Your objective =>
Reproduce word for word the passage of the Kimbell exhibition article from "The collection was" to "to the walls.".

Excerpt provided =>
ARTFUL LODGERS
Byline: Holly Haber
Art lovers take note: The roots of modernism are on display at the Kimbell Museum, which has the honor of being the only U.S. venue for an exhibition of 81 paintings from the Musee de l’Orangerie in Paris.
Until recently, “You couldn’t [see] the diversity and richness of these works any other way than by going to Paris,” asserted Timothy Potts, director of the Kimbell. “The Orangerie is one of the great artistic treasures of that city.”
The 81 paintings on display are by masters of late 19th- and early 20th-century art, including still lifes and landscapes by Paul Cezanne, lifestyle portraits by Pierre-Auguste Renoir, enormous neoclassical nudes by Pablo Picasso and vivid scenes by Henri Matisse.
The collection was assembled by Paris art dealer Paul Guillaume, who was a contemporary of the artists and staged the first-ever showing of works by Matisse and Picasso in 1918.
“Guillaume was one of the most perceptive dealers of his day and a proponent of putting modern art in museums when it was to many people almost a blasphemy,” Potts noted.
The collection left Paris for an international tour because the Orangerie, located on the Place de la Concorde, adjacent to the Louvre, is undergoing renovation and expansion. Remaining at the museum is Claude Monet’s famous “Water Lilies,” series, which could not be moved because the artist, fearing museum officials might relegate his work to the basement, had stipulated that they be glued to the walls.
The collection has already been seen in Japan, Taiwan and Canada and will travel to Australia after it closes here on Feb. 25.

Data listing =>

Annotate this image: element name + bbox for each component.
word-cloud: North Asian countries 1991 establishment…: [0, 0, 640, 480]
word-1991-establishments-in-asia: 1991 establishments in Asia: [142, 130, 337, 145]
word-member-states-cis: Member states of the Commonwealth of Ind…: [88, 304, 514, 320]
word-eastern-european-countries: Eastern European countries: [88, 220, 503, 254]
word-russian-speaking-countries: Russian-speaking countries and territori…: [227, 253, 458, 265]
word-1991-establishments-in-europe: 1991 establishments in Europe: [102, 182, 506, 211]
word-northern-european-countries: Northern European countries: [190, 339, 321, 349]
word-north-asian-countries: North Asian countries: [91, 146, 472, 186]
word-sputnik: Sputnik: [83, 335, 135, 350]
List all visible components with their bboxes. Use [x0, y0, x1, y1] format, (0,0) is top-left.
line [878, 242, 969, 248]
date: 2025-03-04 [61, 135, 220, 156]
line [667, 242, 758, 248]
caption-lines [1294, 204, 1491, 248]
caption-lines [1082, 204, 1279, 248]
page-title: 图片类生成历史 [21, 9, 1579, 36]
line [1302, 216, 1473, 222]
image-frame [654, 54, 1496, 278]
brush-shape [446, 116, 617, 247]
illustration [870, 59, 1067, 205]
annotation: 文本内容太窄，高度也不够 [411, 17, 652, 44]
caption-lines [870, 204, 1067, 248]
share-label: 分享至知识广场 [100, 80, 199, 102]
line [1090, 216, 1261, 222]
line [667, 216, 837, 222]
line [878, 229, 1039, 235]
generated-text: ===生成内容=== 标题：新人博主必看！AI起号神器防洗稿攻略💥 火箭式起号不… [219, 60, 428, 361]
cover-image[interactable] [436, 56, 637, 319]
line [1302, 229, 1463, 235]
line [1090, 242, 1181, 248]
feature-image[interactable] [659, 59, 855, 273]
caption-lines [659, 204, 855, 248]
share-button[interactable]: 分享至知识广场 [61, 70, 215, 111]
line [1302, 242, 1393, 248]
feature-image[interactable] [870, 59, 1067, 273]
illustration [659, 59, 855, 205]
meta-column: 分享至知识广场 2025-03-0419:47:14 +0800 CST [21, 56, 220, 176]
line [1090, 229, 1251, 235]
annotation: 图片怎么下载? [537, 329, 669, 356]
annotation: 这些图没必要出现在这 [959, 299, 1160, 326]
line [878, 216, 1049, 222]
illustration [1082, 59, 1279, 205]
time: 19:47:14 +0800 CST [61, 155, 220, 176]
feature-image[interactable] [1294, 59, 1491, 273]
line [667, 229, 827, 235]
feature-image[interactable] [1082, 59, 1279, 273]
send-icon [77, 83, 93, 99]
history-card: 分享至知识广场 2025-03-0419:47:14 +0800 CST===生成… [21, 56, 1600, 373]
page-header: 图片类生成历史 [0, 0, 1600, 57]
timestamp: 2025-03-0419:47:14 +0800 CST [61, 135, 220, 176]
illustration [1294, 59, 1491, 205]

The completed task =>
The collection was assembled by Paris art dealer Paul Guillaume, who was a contemporary of the artists and staged the first-ever showing of works by Matisse and Picasso in 1918.
“Guillaume was one of the most perceptive dealers of his day and a proponent of putting modern art in museums when it was to many people almost a blasphemy,” Potts noted.
The collection left Paris for an international tour because the Orangerie, located on the Place de la Concorde, adjacent to the Louvre, is undergoing renovation and expansion. Remaining at the museum is Claude Monet’s famous “Water Lilies,” series, which could not be moved because the artist, fearing museum officials might relegate his work to the basement, had stipulated that they be glued to the walls.